Problem requirements:
Below are records to be output exactly, every one of them.

Dataset excerpts:
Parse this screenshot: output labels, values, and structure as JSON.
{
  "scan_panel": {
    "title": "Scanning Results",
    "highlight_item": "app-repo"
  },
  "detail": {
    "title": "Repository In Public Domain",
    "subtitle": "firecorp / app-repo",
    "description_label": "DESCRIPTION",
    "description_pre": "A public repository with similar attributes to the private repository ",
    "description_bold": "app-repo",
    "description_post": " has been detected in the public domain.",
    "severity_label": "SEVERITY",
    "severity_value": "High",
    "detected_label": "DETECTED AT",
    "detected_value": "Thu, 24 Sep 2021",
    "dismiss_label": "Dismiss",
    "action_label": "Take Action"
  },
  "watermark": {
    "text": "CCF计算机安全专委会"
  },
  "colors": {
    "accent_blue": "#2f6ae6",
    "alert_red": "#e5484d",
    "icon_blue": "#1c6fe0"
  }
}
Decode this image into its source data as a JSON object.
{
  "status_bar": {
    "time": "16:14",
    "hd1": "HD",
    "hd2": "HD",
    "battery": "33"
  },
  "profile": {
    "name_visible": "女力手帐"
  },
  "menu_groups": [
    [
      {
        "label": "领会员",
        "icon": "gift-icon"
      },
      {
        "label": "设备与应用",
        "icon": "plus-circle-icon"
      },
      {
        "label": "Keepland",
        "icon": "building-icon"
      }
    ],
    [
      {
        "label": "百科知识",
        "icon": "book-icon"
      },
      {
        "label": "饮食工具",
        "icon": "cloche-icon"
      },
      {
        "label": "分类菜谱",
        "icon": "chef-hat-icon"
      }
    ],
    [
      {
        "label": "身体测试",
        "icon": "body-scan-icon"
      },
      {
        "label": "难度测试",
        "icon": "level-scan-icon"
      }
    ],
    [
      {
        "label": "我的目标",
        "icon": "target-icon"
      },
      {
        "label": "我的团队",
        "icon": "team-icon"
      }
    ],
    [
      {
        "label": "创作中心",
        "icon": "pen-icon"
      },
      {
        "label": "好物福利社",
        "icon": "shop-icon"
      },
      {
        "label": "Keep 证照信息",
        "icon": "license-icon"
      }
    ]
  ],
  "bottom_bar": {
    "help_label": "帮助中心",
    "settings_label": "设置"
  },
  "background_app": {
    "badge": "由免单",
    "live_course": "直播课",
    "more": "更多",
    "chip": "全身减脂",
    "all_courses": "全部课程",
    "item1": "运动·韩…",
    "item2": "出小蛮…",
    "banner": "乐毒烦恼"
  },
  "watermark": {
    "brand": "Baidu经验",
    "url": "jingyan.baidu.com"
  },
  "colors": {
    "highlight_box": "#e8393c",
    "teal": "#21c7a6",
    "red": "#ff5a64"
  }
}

Exercise response:
Parse this screenshot: output labels, values, and structure as JSON.
{
  "scan_panel": {
    "title": "Scanning Results",
    "highlight_item": "app-repo"
  },
  "detail": {
    "title": "Repository In Public Domain",
    "subtitle": "firecorp / app-repo",
    "description_label": "DESCRIPTION",
    "description_pre": "A public repository with similar attributes to the private repository ",
    "description_bold": "app-repo",
    "description_post": " has been detected in the public domain.",
    "severity_label": "SEVERITY",
    "severity_value": "High",
    "detected_label": "DETECTED AT",
    "detected_value": "Thu, 24 Sep 2021",
    "dismiss_label": "Dismiss",
    "action_label": "Take Action"
  },
  "watermark": {
    "text": "CCF计算机安全专委会"
  },
  "colors": {
    "accent_blue": "#2f6ae6",
    "alert_red": "#e5484d",
    "icon_blue": "#1c6fe0"
  }
}
Decode this image into its source data as a JSON object.
{
  "status_bar": {
    "time": "16:14",
    "hd1": "HD",
    "hd2": "HD",
    "battery": "33"
  },
  "profile": {
    "name_visible": "女力手帐"
  },
  "menu_groups": [
    [
      {
        "label": "领会员",
        "icon": "gift-icon"
      },
      {
        "label": "设备与应用",
        "icon": "plus-circle-icon"
      },
      {
        "label": "Keepland",
        "icon": "building-icon"
      }
    ],
    [
      {
        "label": "百科知识",
        "icon": "book-icon"
      },
      {
        "label": "饮食工具",
        "icon": "cloche-icon"
      },
      {
        "label": "分类菜谱",
        "icon": "chef-hat-icon"
      }
    ],
    [
      {
        "label": "身体测试",
        "icon": "body-scan-icon"
      },
      {
        "label": "难度测试",
        "icon": "level-scan-icon"
      }
    ],
    [
      {
        "label": "我的目标",
        "icon": "target-icon"
      },
      {
        "label": "我的团队",
        "icon": "team-icon"
      }
    ],
    [
      {
        "label": "创作中心",
        "icon": "pen-icon"
      },
      {
        "label": "好物福利社",
        "icon": "shop-icon"
      },
      {
        "label": "Keep 证照信息",
        "icon": "license-icon"
      }
    ]
  ],
  "bottom_bar": {
    "help_label": "帮助中心",
    "settings_label": "设置"
  },
  "background_app": {
    "badge": "由免单",
    "live_course": "直播课",
    "more": "更多",
    "chip": "全身减脂",
    "all_courses": "全部课程",
    "item1": "运动·韩…",
    "item2": "出小蛮…",
    "banner": "乐毒烦恼"
  },
  "watermark": {
    "brand": "Baidu经验",
    "url": "jingyan.baidu.com"
  },
  "colors": {
    "highlight_box": "#e8393c",
    "teal": "#21c7a6",
    "red": "#ff5a64"
  }
}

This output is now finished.